Records for processing:
= = = =
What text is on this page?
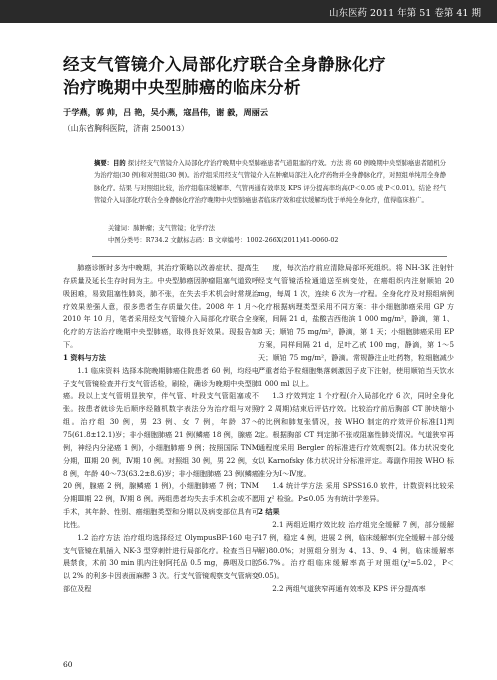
山东医药 2011 年第 51 卷第 41 期
经支气管镜介入局部化疗联合全身静脉化疗
治疗晚期中央型肺癌的临床分析
于学燕，郭 帅，吕 艳，吴小燕，寇昌伟，谢 毅，周丽云
（山东省胸科医院，济南 250013）
摘要：目的 探讨经支气管镜介入局部化疗治疗晚期中央型肺癌患者气道阻塞的疗效。方法 将 60 例晚期中央型肺癌患者随机分为治疗组(30 例)和对照组(30 例)。治疗组采用经支气管镜介入在肿瘤局部注入化疗药物并全身静脉化疗，对照组单纯用全身静脉化疗。结果 与对照组比较，治疗组临床缓解率、气管再通有效率及 KPS 评分提高率均高(P＜0.05 或 P＜0.01)。结论 经气管镜介入局部化疗联合全身静脉化疗治疗晚期中央型肺癌患者临床疗效和症状缓解均优于单纯全身化疗，值得临床推广。
关键词：肺肿瘤；支气管镜；化学疗法
中图分类号：R734.2 文献标志码：B 文章编号：1002-266X(2011)41-0060-02

肺癌诊断时多为中晚期，其治疗策略以改善症状、提高生存质量及延长生存时间为主。中央型肺癌因肿瘤阻塞气道致呼吸困难，易致阻塞性肺炎，肺不张，在失去手术机会时常规治疗效果差强人意，很多患者生存质量欠佳。2008 年 1 月～2010 年 10 月，笔者采用经支气管镜介入局部化疗联合全身化疗的方法治疗晚期中央型肺癌，取得良好效果。现报告如下。

1 资料与方法

1.1 临床资料 选择本院晚期肺癌住院患者 60 例，均经电子支气管镜检查并行支气管活检，刷检，确诊为晚期中央型肺癌。段以上支气管明显狭窄，伴气管、叶段支气管阻塞或不张。按患者就诊先后顺序经随机数字表法分为治疗组与对照组。治疗组 30 例，男 23 例、女 7 例，年龄 37～75(61.8±12.1)岁；非小细胞肺癌 21 例(鳞癌 18 例，腺癌 2 例，神经内分泌癌 1 例)，小细胞肺癌 9 例；按照国际 TNM 分期，Ⅲ期 20 例，Ⅳ期 10 例。对照组 30 例，男 22 例，女 8 例，年龄 40～73(63.2±8.6)岁；非小细胞肺癌 23 例(鳞癌 20 例，腺癌 2 例，腺鳞癌 1 例)，小细胞肺癌 7 例；TNM 分期Ⅲ期 22 例，Ⅳ期 8 例。两组患者均失去手术机会或不愿手术，其年龄、性别、癌细胞类型和分期以及病变部位具有可比性。

1.2 治疗方法 治疗组均选择经过 OlympusBF-160 电子支气管镜在肌插入 NK-3 型穿刺针进行局部化疗。检查当日早晨禁食，术前 30 min 肌内注射阿托品 0.5 mg，鼻咽及口腔以 2% 的利多卡因表面麻醉 3 次。行支气管镜观察支气管病变部位及程

度，每次治疗前应清除局部坏死组织。将 NH-3K 注射针经支气管镜活检通道送至病变处，在癌组织内注射顺铂 20 mg，每周 1 次，连续 6 次为一疗程。全身化疗及对照组病例化疗根据病理类型采用不同方案：非小细胞肺癌采用 GP 方案，间隔 21 d，盐酸吉西他滨 1 000 mg/m²，静滴，第 1、8 天；顺铂 75 mg/m²，静滴，第 1 天；小细胞肺癌采用 EP 方案，同样间隔 21 d，足叶乙甙 100 mg，静滴，第 1～5 天；顺铂 75 mg/m²，静滴。常规静注止吐药物，粒细胞减少严重者给予粒细胞集落刺激因子皮下注射，使用顺铂当天饮水 1 000 ml 以上。

1.3 疗效判定 1 个疗程(介入局部化疗 6 次，同时全身化疗 2 周期)结束后评估疗效。比较治疗前后胸部 CT 肿块缩小的比例和肺复张情况，按 WHO 制定的疗效评价标准[1]判定。根据胸部 CT 判定肺不张或阻塞性肺炎情况。气道狭窄再通程度采用 Bergler 的标准进行疗效观察[2]。体力状况变化以 Karnofsky 体力状况计分标准评定。毒副作用按 WHO 标准分为Ⅰ～Ⅳ度。

1.4 统计学方法 采用 SPSS16.0 软件，计数资料比较采用 χ² 检验。P≤0.05 为有统计学差异。

2 结果

2.1 两组近期疗效比较 治疗组完全缓解 7 例，部分缓解 17 例，稳定 4 例，进展 2 例，临床缓解率(完全缓解＋部分缓解)80.0%；对照组分别为 4、13、9、4 例，临床缓解率 56.7%。治疗组临床缓解率高于对照组(χ²=5.02，P＜0.05)。

2.2 两组气道狭窄再通有效率及 KPS 评分提高率

60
= = = =
The request:
Output every entry word for word, but omit the pictures.

Complete answer:
What text is on this page?
山东医药 2011 年第 51 卷第 41 期
经支气管镜介入局部化疗联合全身静脉化疗
治疗晚期中央型肺癌的临床分析
于学燕，郭 帅，吕 艳，吴小燕，寇昌伟，谢 毅，周丽云
（山东省胸科医院，济南 250013）
摘要：目的 探讨经支气管镜介入局部化疗治疗晚期中央型肺癌患者气道阻塞的疗效。方法 将 60 例晚期中央型肺癌患者随机分为治疗组(30 例)和对照组(30 例)。治疗组采用经支气管镜介入在肿瘤局部注入化疗药物并全身静脉化疗，对照组单纯用全身静脉化疗。结果 与对照组比较，治疗组临床缓解率、气管再通有效率及 KPS 评分提高率均高(P＜0.05 或 P＜0.01)。结论 经气管镜介入局部化疗联合全身静脉化疗治疗晚期中央型肺癌患者临床疗效和症状缓解均优于单纯全身化疗，值得临床推广。
关键词：肺肿瘤；支气管镜；化学疗法
中图分类号：R734.2 文献标志码：B 文章编号：1002-266X(2011)41-0060-02

肺癌诊断时多为中晚期，其治疗策略以改善症状、提高生存质量及延长生存时间为主。中央型肺癌因肿瘤阻塞气道致呼吸困难，易致阻塞性肺炎，肺不张，在失去手术机会时常规治疗效果差强人意，很多患者生存质量欠佳。2008 年 1 月～2010 年 10 月，笔者采用经支气管镜介入局部化疗联合全身化疗的方法治疗晚期中央型肺癌，取得良好效果。现报告如下。

1 资料与方法

1.1 临床资料 选择本院晚期肺癌住院患者 60 例，均经电子支气管镜检查并行支气管活检，刷检，确诊为晚期中央型肺癌。段以上支气管明显狭窄，伴气管、叶段支气管阻塞或不张。按患者就诊先后顺序经随机数字表法分为治疗组与对照组。治疗组 30 例，男 23 例、女 7 例，年龄 37～75(61.8±12.1)岁；非小细胞肺癌 21 例(鳞癌 18 例，腺癌 2 例，神经内分泌癌 1 例)，小细胞肺癌 9 例；按照国际 TNM 分期，Ⅲ期 20 例，Ⅳ期 10 例。对照组 30 例，男 22 例，女 8 例，年龄 40～73(63.2±8.6)岁；非小细胞肺癌 23 例(鳞癌 20 例，腺癌 2 例，腺鳞癌 1 例)，小细胞肺癌 7 例；TNM 分期Ⅲ期 22 例，Ⅳ期 8 例。两组患者均失去手术机会或不愿手术，其年龄、性别、癌细胞类型和分期以及病变部位具有可比性。

1.2 治疗方法 治疗组均选择经过 OlympusBF-160 电子支气管镜在肌插入 NK-3 型穿刺针进行局部化疗。检查当日早晨禁食，术前 30 min 肌内注射阿托品 0.5 mg，鼻咽及口腔以 2% 的利多卡因表面麻醉 3 次。行支气管镜观察支气管病变部位及程

度，每次治疗前应清除局部坏死组织。将 NH-3K 注射针经支气管镜活检通道送至病变处，在癌组织内注射顺铂 20 mg，每周 1 次，连续 6 次为一疗程。全身化疗及对照组病例化疗根据病理类型采用不同方案：非小细胞肺癌采用 GP 方案，间隔 21 d，盐酸吉西他滨 1 000 mg/m²，静滴，第 1、8 天；顺铂 75 mg/m²，静滴，第 1 天；小细胞肺癌采用 EP 方案，同样间隔 21 d，足叶乙甙 100 mg，静滴，第 1～5 天；顺铂 75 mg/m²，静滴。常规静注止吐药物，粒细胞减少严重者给予粒细胞集落刺激因子皮下注射，使用顺铂当天饮水 1 000 ml 以上。

1.3 疗效判定 1 个疗程(介入局部化疗 6 次，同时全身化疗 2 周期)结束后评估疗效。比较治疗前后胸部 CT 肿块缩小的比例和肺复张情况，按 WHO 制定的疗效评价标准[1]判定。根据胸部 CT 判定肺不张或阻塞性肺炎情况。气道狭窄再通程度采用 Bergler 的标准进行疗效观察[2]。体力状况变化以 Karnofsky 体力状况计分标准评定。毒副作用按 WHO 标准分为Ⅰ～Ⅳ度。

1.4 统计学方法 采用 SPSS16.0 软件，计数资料比较采用 χ² 检验。P≤0.05 为有统计学差异。

2 结果

2.1 两组近期疗效比较 治疗组完全缓解 7 例，部分缓解 17 例，稳定 4 例，进展 2 例，临床缓解率(完全缓解＋部分缓解)80.0%；对照组分别为 4、13、9、4 例，临床缓解率 56.7%。治疗组临床缓解率高于对照组(χ²=5.02，P＜0.05)。

2.2 两组气道狭窄再通有效率及 KPS 评分提高率

60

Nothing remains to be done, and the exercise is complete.